* [Given task]: Give the number of lines that contain the string "date", and nothing else.

* [Data for this task]:

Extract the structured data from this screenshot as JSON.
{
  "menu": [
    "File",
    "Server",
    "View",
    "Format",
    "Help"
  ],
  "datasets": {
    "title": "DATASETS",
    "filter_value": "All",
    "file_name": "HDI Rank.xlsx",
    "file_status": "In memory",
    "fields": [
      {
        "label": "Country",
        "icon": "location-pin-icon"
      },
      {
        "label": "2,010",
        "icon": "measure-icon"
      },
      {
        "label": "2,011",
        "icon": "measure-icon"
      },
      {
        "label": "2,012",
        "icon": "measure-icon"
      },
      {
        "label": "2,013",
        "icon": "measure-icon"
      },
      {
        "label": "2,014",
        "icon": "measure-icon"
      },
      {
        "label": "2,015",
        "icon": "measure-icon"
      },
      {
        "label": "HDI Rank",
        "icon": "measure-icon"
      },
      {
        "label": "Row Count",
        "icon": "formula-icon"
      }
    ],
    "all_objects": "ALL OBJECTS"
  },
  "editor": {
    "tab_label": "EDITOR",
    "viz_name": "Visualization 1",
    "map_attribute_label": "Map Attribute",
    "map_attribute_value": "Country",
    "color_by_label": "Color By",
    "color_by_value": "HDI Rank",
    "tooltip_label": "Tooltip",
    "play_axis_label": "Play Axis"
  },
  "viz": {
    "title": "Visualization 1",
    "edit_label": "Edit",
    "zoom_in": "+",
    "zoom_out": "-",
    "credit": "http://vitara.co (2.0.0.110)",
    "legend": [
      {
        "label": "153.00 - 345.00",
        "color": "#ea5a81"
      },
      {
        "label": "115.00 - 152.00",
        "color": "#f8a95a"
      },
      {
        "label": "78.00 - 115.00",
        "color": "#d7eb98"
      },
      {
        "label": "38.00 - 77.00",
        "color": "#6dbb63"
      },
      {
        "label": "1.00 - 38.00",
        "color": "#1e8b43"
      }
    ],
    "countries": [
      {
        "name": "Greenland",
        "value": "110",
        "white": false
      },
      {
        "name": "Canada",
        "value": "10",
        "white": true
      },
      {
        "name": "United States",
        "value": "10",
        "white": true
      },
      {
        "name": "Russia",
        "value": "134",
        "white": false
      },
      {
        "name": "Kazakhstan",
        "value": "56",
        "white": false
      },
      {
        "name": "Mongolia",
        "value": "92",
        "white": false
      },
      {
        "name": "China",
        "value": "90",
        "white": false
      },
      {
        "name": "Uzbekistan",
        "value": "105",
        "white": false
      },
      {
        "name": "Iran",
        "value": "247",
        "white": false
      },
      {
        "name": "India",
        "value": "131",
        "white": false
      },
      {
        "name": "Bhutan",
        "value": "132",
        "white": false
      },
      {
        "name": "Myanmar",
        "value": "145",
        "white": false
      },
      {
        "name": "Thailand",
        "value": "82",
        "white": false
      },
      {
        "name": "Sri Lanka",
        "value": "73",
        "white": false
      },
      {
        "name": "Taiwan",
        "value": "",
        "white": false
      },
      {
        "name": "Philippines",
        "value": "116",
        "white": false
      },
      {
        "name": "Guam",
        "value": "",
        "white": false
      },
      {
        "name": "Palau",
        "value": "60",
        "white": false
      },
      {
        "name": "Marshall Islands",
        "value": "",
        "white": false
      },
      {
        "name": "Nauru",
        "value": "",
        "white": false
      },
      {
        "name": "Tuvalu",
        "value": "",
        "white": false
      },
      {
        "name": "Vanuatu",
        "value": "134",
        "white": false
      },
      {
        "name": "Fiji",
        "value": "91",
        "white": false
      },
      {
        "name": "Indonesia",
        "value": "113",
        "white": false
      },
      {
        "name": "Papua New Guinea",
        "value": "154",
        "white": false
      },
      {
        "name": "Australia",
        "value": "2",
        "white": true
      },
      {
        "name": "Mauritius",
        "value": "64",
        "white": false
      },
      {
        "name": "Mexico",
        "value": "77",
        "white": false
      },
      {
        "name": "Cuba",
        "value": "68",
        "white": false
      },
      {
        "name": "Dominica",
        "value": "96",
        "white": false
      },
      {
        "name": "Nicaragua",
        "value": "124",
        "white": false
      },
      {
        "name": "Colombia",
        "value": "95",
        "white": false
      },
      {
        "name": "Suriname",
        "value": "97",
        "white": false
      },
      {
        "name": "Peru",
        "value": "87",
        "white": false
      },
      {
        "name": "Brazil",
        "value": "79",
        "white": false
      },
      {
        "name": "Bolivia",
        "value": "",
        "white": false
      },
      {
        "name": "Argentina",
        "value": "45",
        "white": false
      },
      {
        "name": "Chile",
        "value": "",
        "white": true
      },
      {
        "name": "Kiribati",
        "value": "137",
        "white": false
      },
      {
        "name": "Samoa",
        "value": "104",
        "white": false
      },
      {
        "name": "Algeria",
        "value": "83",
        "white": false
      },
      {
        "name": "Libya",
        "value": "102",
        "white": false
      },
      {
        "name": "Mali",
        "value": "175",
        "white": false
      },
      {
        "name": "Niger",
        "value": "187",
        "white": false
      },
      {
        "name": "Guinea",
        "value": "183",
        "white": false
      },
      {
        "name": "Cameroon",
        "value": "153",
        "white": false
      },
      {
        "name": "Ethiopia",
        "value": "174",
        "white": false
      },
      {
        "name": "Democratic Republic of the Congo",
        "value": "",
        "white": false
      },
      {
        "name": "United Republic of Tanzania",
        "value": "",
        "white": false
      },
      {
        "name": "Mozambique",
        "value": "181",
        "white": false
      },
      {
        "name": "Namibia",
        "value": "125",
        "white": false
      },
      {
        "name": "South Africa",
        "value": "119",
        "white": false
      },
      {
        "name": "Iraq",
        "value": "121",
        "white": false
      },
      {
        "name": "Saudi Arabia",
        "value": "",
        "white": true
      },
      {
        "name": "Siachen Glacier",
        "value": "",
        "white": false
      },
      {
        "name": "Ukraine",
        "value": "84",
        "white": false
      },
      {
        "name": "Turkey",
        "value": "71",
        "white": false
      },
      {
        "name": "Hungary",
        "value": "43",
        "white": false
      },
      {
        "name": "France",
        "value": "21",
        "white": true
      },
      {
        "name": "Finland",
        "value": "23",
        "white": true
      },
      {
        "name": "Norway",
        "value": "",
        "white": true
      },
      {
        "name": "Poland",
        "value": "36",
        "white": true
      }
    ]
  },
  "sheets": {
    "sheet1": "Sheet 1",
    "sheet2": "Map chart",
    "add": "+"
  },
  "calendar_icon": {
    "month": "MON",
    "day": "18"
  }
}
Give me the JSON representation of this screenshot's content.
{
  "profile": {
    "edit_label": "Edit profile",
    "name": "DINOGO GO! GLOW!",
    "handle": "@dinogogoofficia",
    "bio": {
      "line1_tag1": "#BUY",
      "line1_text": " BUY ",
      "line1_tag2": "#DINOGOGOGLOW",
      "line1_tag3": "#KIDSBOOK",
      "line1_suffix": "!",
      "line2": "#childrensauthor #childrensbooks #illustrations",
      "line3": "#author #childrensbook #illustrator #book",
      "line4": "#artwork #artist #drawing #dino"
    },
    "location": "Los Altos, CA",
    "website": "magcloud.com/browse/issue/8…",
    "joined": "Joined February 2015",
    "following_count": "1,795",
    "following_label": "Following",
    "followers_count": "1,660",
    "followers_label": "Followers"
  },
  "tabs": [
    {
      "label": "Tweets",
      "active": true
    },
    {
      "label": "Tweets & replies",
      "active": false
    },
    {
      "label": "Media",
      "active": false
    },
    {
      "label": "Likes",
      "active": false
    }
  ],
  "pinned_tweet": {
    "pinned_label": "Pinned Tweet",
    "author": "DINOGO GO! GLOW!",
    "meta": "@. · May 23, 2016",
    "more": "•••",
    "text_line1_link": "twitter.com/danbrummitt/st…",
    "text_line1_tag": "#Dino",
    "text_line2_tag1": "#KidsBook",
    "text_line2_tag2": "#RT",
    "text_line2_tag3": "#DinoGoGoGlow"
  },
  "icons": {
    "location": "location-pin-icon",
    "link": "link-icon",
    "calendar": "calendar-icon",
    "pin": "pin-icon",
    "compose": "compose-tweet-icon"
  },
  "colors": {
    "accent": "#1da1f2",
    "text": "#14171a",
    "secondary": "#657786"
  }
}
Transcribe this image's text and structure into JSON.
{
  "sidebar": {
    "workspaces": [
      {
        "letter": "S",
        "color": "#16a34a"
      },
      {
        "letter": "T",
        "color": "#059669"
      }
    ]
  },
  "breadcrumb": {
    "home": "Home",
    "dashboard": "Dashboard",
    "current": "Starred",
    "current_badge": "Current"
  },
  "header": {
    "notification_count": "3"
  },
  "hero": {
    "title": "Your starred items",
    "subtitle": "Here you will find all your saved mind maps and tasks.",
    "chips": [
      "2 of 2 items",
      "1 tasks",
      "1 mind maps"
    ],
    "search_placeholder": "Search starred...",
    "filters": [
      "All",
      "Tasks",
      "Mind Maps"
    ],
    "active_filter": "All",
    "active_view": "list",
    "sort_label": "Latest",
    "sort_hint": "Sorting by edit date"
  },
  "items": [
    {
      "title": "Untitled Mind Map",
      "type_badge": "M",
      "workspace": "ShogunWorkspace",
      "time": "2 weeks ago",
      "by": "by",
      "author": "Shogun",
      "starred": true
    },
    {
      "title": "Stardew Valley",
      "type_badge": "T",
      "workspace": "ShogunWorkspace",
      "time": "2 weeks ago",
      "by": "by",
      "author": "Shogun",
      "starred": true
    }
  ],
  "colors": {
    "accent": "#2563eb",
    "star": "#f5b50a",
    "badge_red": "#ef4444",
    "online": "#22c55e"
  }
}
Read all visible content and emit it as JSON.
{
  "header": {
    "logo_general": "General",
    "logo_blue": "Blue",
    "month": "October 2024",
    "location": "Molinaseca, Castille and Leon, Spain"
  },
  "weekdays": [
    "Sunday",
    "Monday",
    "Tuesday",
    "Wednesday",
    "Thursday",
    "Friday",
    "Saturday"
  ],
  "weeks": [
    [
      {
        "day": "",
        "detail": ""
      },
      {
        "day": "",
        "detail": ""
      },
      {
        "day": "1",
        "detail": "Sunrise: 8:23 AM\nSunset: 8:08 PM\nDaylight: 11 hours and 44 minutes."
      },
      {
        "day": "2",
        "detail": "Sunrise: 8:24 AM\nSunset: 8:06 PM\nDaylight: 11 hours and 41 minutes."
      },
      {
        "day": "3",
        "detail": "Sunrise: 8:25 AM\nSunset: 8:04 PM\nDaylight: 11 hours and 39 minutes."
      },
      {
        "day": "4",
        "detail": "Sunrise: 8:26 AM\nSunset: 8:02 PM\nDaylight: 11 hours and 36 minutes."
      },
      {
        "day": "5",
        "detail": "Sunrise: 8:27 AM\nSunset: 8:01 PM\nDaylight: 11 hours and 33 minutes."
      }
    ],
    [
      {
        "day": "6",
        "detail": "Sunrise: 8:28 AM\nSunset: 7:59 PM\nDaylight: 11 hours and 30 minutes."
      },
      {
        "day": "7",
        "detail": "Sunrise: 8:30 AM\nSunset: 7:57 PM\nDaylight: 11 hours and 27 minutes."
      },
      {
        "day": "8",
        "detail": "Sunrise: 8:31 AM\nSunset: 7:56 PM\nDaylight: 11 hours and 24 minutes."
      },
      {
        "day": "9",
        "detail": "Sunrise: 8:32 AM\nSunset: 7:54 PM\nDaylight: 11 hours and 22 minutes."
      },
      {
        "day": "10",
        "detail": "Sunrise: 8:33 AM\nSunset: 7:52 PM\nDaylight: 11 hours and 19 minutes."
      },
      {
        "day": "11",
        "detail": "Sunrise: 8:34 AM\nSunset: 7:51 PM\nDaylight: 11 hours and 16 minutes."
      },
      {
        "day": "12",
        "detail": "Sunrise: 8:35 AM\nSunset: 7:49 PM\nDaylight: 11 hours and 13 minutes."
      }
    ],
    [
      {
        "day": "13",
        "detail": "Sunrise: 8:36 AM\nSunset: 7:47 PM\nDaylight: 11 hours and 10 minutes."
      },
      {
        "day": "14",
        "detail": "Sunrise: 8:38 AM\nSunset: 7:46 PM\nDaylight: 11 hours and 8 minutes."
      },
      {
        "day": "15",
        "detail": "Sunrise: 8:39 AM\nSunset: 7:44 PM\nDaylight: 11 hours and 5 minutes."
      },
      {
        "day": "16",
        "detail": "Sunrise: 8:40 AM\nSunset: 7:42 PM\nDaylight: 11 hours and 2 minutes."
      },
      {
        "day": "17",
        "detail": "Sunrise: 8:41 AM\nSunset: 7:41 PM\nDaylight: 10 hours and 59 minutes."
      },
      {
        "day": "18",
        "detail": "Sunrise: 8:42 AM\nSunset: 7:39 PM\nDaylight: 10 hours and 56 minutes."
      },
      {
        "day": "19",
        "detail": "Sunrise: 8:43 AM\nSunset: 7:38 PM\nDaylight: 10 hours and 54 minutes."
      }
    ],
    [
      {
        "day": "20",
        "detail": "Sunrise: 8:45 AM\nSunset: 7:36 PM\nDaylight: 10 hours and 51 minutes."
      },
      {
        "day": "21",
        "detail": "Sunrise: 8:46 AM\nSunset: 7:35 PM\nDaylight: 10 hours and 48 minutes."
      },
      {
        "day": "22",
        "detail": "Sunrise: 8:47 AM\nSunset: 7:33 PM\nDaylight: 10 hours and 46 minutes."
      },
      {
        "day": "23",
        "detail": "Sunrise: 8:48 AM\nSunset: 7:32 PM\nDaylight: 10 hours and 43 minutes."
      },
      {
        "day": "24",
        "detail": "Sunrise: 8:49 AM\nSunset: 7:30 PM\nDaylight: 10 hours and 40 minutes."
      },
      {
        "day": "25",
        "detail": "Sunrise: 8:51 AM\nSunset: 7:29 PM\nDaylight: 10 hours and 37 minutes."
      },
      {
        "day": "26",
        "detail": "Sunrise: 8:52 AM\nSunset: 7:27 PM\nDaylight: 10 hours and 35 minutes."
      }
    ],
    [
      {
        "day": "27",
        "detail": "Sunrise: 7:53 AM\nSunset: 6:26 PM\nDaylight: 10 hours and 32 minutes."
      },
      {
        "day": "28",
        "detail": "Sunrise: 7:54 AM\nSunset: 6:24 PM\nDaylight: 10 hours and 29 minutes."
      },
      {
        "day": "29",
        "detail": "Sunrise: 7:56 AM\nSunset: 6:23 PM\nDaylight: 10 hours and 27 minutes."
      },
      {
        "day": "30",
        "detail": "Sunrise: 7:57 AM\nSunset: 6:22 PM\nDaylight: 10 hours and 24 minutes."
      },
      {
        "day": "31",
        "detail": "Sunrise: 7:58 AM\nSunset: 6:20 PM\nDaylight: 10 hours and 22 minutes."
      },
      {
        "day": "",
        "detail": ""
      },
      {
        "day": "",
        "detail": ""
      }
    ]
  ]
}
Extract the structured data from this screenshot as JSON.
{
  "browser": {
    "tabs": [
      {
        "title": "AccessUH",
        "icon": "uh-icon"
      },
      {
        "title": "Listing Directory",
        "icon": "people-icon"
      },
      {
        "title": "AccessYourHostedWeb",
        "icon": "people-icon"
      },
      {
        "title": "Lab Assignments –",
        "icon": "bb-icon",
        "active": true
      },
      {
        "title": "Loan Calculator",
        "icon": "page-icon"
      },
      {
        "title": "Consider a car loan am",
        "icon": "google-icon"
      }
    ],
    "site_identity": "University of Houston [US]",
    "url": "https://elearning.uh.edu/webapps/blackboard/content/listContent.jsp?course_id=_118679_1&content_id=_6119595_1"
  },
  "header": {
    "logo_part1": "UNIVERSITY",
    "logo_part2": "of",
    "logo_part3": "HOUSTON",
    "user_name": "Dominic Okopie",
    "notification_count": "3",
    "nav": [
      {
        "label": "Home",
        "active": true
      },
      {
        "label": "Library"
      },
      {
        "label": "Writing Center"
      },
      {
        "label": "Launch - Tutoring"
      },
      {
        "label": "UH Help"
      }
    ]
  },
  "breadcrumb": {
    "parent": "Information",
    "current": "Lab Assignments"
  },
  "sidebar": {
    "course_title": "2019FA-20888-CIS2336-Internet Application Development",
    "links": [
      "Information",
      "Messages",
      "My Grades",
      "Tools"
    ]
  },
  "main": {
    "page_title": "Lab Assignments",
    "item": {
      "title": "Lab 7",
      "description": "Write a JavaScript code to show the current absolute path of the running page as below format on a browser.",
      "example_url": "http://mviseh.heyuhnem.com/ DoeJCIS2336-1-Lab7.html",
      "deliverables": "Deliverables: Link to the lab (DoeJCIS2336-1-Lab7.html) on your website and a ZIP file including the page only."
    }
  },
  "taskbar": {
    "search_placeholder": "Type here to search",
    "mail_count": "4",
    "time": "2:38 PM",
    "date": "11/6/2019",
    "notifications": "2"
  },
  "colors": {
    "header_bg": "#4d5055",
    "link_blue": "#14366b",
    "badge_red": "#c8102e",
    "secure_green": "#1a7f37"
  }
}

* [Written solution]: 2